DO THIS
Your answer should be a single number: the count of lines that include the word "Ондар".

INPUT
* Start *
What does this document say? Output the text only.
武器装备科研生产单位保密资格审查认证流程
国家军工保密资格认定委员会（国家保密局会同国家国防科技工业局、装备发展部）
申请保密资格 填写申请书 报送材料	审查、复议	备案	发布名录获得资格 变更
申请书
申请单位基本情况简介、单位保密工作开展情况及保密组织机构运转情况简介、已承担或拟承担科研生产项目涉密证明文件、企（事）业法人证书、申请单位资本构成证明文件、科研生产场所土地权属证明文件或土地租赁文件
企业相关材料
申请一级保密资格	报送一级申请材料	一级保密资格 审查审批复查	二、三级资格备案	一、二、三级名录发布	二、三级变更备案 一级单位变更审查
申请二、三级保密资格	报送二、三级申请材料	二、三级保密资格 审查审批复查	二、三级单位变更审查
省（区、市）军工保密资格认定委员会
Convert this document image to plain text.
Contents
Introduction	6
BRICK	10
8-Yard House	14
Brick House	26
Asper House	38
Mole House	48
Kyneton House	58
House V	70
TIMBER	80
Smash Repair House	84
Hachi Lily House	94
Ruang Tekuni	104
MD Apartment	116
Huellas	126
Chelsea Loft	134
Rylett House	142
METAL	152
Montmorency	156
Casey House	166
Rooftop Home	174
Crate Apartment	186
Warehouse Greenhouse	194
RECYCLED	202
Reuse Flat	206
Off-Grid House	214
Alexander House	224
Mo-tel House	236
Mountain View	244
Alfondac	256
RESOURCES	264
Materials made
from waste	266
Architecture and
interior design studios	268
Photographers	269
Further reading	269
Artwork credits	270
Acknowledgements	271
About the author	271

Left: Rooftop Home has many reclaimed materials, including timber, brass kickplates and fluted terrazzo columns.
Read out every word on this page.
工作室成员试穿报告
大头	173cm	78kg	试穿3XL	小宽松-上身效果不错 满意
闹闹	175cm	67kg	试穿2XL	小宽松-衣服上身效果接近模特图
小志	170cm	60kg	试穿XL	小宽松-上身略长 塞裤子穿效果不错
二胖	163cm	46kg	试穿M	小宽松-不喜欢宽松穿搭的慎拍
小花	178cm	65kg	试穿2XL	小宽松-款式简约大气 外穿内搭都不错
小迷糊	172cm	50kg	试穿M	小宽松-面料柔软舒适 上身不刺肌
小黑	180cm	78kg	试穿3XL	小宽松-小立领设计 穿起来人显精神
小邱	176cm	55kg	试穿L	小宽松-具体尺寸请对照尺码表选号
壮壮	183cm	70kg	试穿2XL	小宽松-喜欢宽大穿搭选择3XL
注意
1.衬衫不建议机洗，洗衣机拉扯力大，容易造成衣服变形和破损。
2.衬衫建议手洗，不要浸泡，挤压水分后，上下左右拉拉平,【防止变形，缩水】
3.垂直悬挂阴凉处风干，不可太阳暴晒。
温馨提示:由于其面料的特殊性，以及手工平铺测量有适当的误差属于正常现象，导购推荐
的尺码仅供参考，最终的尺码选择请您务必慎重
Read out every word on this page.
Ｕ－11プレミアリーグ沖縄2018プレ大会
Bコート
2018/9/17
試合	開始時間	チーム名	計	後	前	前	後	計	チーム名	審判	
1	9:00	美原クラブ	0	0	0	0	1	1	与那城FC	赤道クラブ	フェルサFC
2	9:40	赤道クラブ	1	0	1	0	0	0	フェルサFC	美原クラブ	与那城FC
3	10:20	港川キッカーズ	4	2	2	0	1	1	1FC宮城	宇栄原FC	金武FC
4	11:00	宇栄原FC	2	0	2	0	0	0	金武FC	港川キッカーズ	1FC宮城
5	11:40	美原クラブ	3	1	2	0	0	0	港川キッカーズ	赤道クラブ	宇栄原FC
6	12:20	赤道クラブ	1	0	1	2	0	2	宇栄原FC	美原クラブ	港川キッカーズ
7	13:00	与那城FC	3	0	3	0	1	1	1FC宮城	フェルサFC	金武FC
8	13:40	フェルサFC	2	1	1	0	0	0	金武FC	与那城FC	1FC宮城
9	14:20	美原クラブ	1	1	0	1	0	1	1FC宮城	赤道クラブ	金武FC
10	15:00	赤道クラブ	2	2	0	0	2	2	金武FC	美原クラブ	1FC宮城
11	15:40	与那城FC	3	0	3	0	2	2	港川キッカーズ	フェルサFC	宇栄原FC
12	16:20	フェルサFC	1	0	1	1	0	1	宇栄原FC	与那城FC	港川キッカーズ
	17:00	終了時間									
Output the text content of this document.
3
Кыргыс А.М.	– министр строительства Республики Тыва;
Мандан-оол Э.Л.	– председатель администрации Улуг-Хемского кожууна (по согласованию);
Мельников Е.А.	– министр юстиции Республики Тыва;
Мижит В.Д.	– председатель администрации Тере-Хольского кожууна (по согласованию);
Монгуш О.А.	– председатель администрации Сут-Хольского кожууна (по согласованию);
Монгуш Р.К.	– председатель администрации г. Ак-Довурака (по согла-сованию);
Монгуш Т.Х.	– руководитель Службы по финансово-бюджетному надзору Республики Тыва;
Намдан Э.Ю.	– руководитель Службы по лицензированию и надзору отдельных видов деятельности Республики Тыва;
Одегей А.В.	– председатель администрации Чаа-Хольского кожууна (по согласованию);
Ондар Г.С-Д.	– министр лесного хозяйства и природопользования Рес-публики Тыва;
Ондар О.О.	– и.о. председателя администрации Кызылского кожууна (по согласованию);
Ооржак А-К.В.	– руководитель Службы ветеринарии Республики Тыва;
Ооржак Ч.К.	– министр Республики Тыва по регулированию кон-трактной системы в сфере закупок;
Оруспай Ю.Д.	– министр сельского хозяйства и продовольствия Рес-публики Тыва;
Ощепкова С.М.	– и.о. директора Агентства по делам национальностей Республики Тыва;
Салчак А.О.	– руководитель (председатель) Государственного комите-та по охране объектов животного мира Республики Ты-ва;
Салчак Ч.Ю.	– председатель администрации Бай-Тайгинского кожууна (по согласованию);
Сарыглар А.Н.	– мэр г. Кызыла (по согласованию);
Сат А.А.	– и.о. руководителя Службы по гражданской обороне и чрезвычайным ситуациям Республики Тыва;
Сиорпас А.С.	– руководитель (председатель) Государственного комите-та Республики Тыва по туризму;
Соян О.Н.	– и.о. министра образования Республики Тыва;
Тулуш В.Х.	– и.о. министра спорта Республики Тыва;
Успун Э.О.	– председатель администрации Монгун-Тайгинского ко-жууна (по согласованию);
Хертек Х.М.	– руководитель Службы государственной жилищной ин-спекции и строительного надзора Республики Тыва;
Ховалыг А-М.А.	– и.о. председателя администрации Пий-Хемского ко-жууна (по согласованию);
* End *
TASK ANSWER
2